EXERCISE REQUIREMENTS: Select and copy out every line in the records containing "ブルゴーニュ".

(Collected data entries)
::::::::::

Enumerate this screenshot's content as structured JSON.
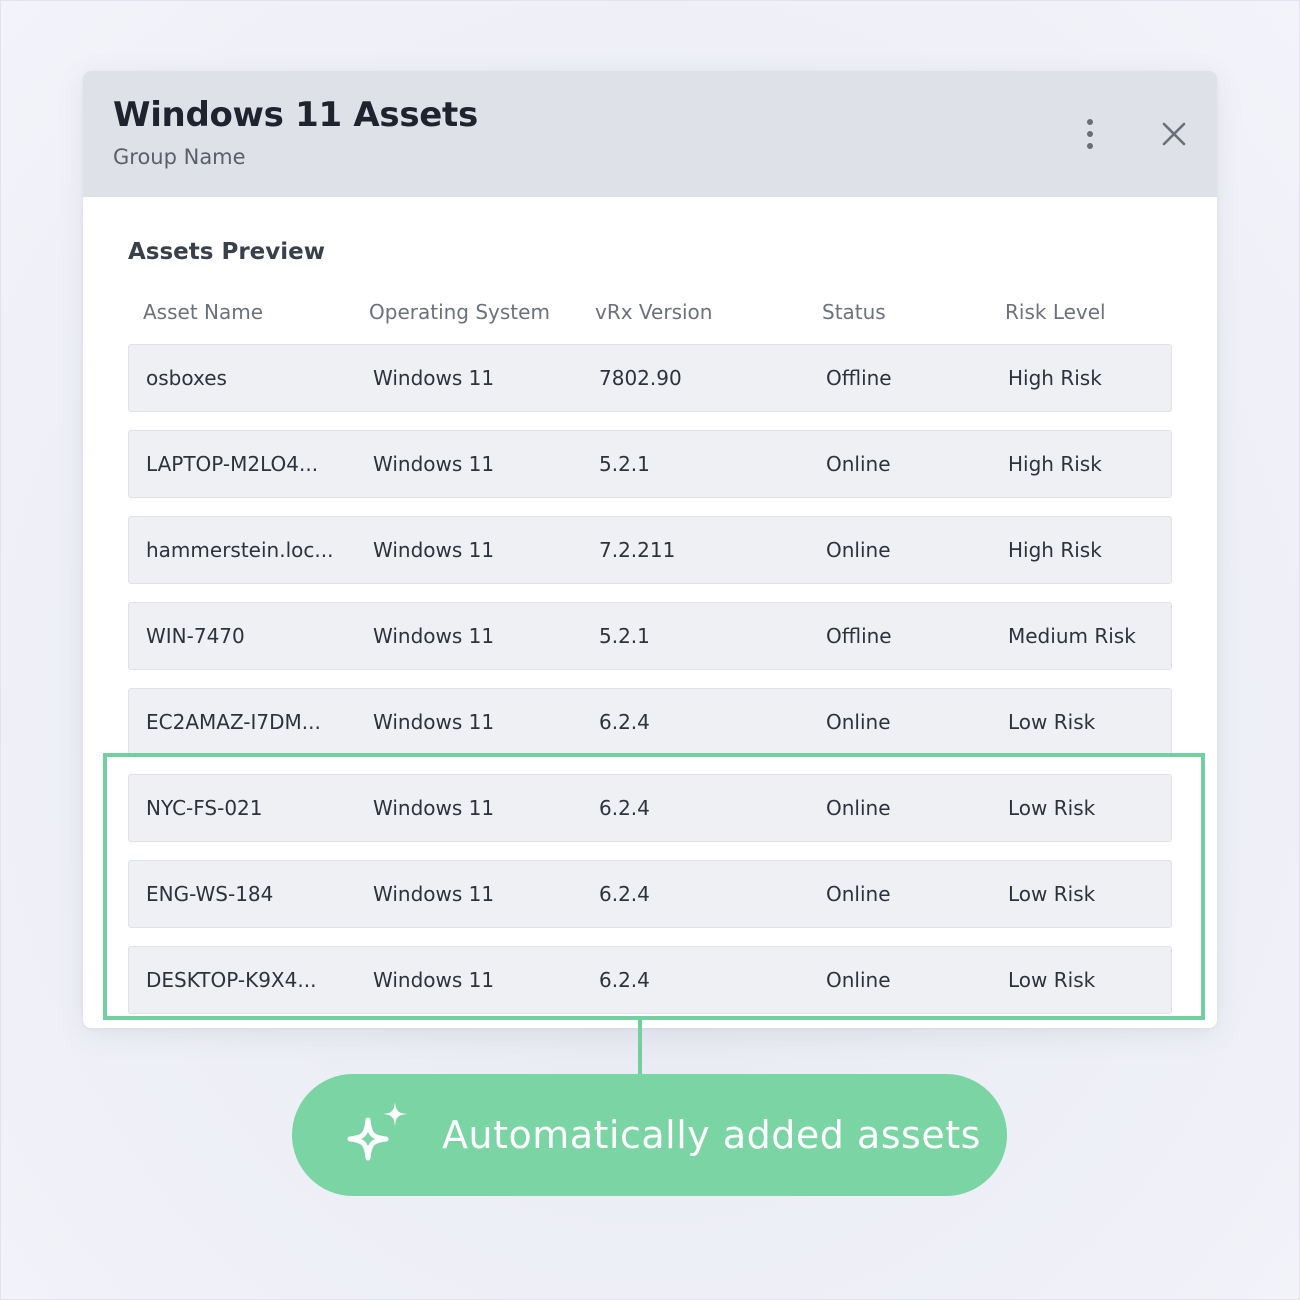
{
  "dialog": {
    "title": "Windows 11 Assets",
    "subtitle": "Group Name",
    "more_icon": "vertical-dots-icon",
    "close_icon": "close-icon"
  },
  "preview": {
    "title": "Assets Preview",
    "columns": [
      "Asset Name",
      "Operating System",
      "vRx Version",
      "Status",
      "Risk Level"
    ],
    "rows": [
      [
        "osboxes",
        "Windows 11",
        "7802.90",
        "Offline",
        "High Risk"
      ],
      [
        "LAPTOP-M2LO4...",
        "Windows 11",
        "5.2.1",
        "Online",
        "High Risk"
      ],
      [
        "hammerstein.loc...",
        "Windows 11",
        "7.2.211",
        "Online",
        "High Risk"
      ],
      [
        "WIN-7470",
        "Windows 11",
        "5.2.1",
        "Offline",
        "Medium Risk"
      ],
      [
        "EC2AMAZ-I7DM...",
        "Windows 11",
        "6.2.4",
        "Online",
        "Low Risk"
      ],
      [
        "NYC-FS-021",
        "Windows 11",
        "6.2.4",
        "Online",
        "Low Risk"
      ],
      [
        "ENG-WS-184",
        "Windows 11",
        "6.2.4",
        "Online",
        "Low Risk"
      ],
      [
        "DESKTOP-K9X4...",
        "Windows 11",
        "6.2.4",
        "Online",
        "Low Risk"
      ]
    ]
  },
  "callout": {
    "label": "Automatically added assets",
    "icon": "sparkle-icon"
  },
  "colors": {
    "accent_green": "#7ad4a3",
    "highlight_border": "#72cf9f",
    "header_bg": "#dfe1e8",
    "row_bg": "#eef0f4"
  }
}
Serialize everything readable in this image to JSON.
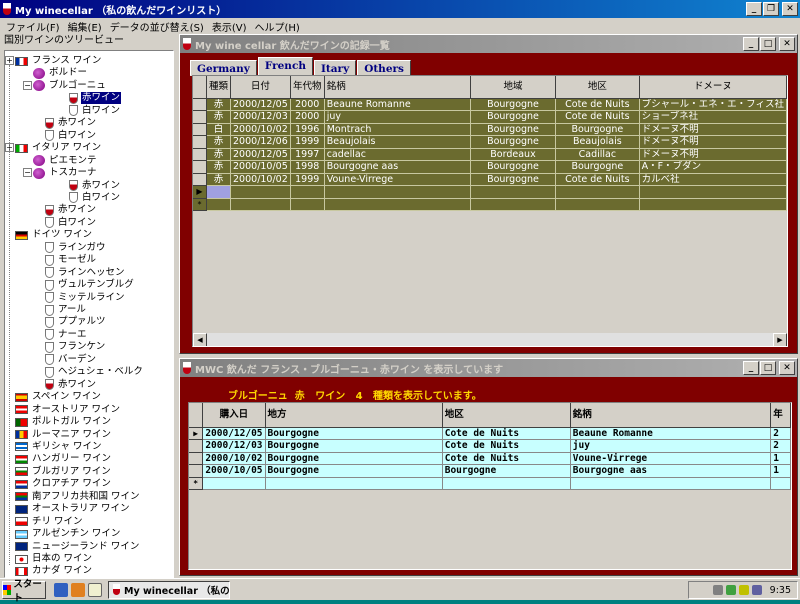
{
  "app": {
    "title": "My winecellar  （私の飲んだワインリスト）"
  },
  "menu": [
    "ファイル(F)",
    "編集(E)",
    "データの並び替え(S)",
    "表示(V)",
    "ヘルプ(H)"
  ],
  "tree": {
    "header": "国別ワインのツリービュー",
    "nodes": [
      {
        "label": "フランス ワイン",
        "x": 0,
        "icon": "flag-fr"
      },
      {
        "label": "ボルドー",
        "x": 1,
        "icon": "grape"
      },
      {
        "label": "ブルゴーニュ",
        "x": 1,
        "icon": "grape"
      },
      {
        "label": "赤ワイン",
        "x": 3,
        "icon": "red",
        "sel": true
      },
      {
        "label": "白ワイン",
        "x": 3,
        "icon": "white"
      },
      {
        "label": "赤ワイン",
        "x": 2,
        "icon": "red"
      },
      {
        "label": "白ワイン",
        "x": 2,
        "icon": "white"
      },
      {
        "label": "イタリア ワイン",
        "x": 0,
        "icon": "flag-it"
      },
      {
        "label": "ピエモンテ",
        "x": 1,
        "icon": "grape"
      },
      {
        "label": "トスカーナ",
        "x": 1,
        "icon": "grape"
      },
      {
        "label": "赤ワイン",
        "x": 3,
        "icon": "red"
      },
      {
        "label": "白ワイン",
        "x": 3,
        "icon": "white"
      },
      {
        "label": "赤ワイン",
        "x": 2,
        "icon": "red"
      },
      {
        "label": "白ワイン",
        "x": 2,
        "icon": "white"
      },
      {
        "label": "ドイツ ワイン",
        "x": 0,
        "icon": "flag-de"
      },
      {
        "label": "ラインガウ",
        "x": 2,
        "icon": "white"
      },
      {
        "label": "モーゼル",
        "x": 2,
        "icon": "white"
      },
      {
        "label": "ラインヘッセン",
        "x": 2,
        "icon": "white"
      },
      {
        "label": "ヴュルテンブルグ",
        "x": 2,
        "icon": "white"
      },
      {
        "label": "ミッテルライン",
        "x": 2,
        "icon": "white"
      },
      {
        "label": "アール",
        "x": 2,
        "icon": "white"
      },
      {
        "label": "ププァルツ",
        "x": 2,
        "icon": "white"
      },
      {
        "label": "ナーエ",
        "x": 2,
        "icon": "white"
      },
      {
        "label": "フランケン",
        "x": 2,
        "icon": "white"
      },
      {
        "label": "バーデン",
        "x": 2,
        "icon": "white"
      },
      {
        "label": "ヘジュシェ・ベルク",
        "x": 2,
        "icon": "white"
      },
      {
        "label": "赤ワイン",
        "x": 2,
        "icon": "red"
      },
      {
        "label": "スペイン ワイン",
        "x": 0,
        "icon": "flag-es"
      },
      {
        "label": "オーストリア ワイン",
        "x": 0,
        "icon": "flag-at"
      },
      {
        "label": "ポルトガル ワイン",
        "x": 0,
        "icon": "flag-pt"
      },
      {
        "label": "ルーマニア ワイン",
        "x": 0,
        "icon": "flag-ro"
      },
      {
        "label": "ギリシャ ワイン",
        "x": 0,
        "icon": "flag-gr"
      },
      {
        "label": "ハンガリー ワイン",
        "x": 0,
        "icon": "flag-hu"
      },
      {
        "label": "ブルガリア ワイン",
        "x": 0,
        "icon": "flag-bg"
      },
      {
        "label": "クロアチア ワイン",
        "x": 0,
        "icon": "flag-hr"
      },
      {
        "label": "南アフリカ共和国 ワイン",
        "x": 0,
        "icon": "flag-za"
      },
      {
        "label": "オーストラリア ワイン",
        "x": 0,
        "icon": "flag-au"
      },
      {
        "label": "チリ ワイン",
        "x": 0,
        "icon": "flag-cl"
      },
      {
        "label": "アルゼンチン ワイン",
        "x": 0,
        "icon": "flag-ar"
      },
      {
        "label": "ニュージーランド ワイン",
        "x": 0,
        "icon": "flag-nz"
      },
      {
        "label": "日本の ワイン",
        "x": 0,
        "icon": "flag-jp"
      },
      {
        "label": "カナダ ワイン",
        "x": 0,
        "icon": "flag-ca"
      }
    ]
  },
  "win1": {
    "title": "My wine cellar  飲んだワインの記録一覧",
    "tabs": [
      "Germany",
      "French",
      "Itary",
      "Others"
    ],
    "active_tab": 1,
    "columns": [
      "種類",
      "日付",
      "年代物",
      "銘柄",
      "地域",
      "地区",
      "ドメーヌ"
    ],
    "rows": [
      [
        "赤",
        "2000/12/05",
        "2000",
        "Beaune Romanne",
        "Bourgogne",
        "Cote de Nuits",
        "ブシャール・エネ・エ・フィス社"
      ],
      [
        "赤",
        "2000/12/03",
        "2000",
        "juy",
        "Bourgogne",
        "Cote de Nuits",
        "ショーブネ社"
      ],
      [
        "白",
        "2000/10/02",
        "1996",
        "Montrach",
        "Bourgogne",
        "Bourgogne",
        "ドメーヌ不明"
      ],
      [
        "赤",
        "2000/12/06",
        "1999",
        "Beaujolais",
        "Bourgogne",
        "Beaujolais",
        "ドメーヌ不明"
      ],
      [
        "赤",
        "2000/12/05",
        "1997",
        "cadellac",
        "Bordeaux",
        "Cadillac",
        "ドメーヌ不明"
      ],
      [
        "赤",
        "2000/10/05",
        "1998",
        "Bourgogne aas",
        "Bourgogne",
        "Bourgogne",
        "A・F・ブダン"
      ],
      [
        "赤",
        "2000/10/02",
        "1999",
        "Voune-Virrege",
        "Bourgogne",
        "Cote de Nuits",
        "カルベ社"
      ]
    ]
  },
  "win2": {
    "title": "MWC 飲んだ フランス・ブルゴーニュ・赤ワイン を表示しています",
    "banner": "ブルゴーニュ  赤   ワイン   4   種類を表示しています。",
    "columns": [
      "購入日",
      "地方",
      "地区",
      "銘柄",
      "年"
    ],
    "rows": [
      [
        "2000/12/05",
        "Bourgogne",
        "Cote de Nuits",
        "Beaune Romanne",
        "2"
      ],
      [
        "2000/12/03",
        "Bourgogne",
        "Cote de Nuits",
        "juy",
        "2"
      ],
      [
        "2000/10/02",
        "Bourgogne",
        "Cote de Nuits",
        "Voune-Virrege",
        "1"
      ],
      [
        "2000/10/05",
        "Bourgogne",
        "Bourgogne",
        "Bourgogne aas",
        "1"
      ]
    ]
  },
  "taskbar": {
    "start": "スタート",
    "task": "My winecellar （私の...",
    "clock": "9:35"
  }
}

::::::::::

SOLUTION TO THE PROBLEM:
        "label": "ブルゴーニュ",
    "title": "MWC 飲んだ フランス・ブルゴーニュ・赤ワイン を表示しています",
    "banner": "ブルゴーニュ  赤   ワイン   4   種類を表示しています。",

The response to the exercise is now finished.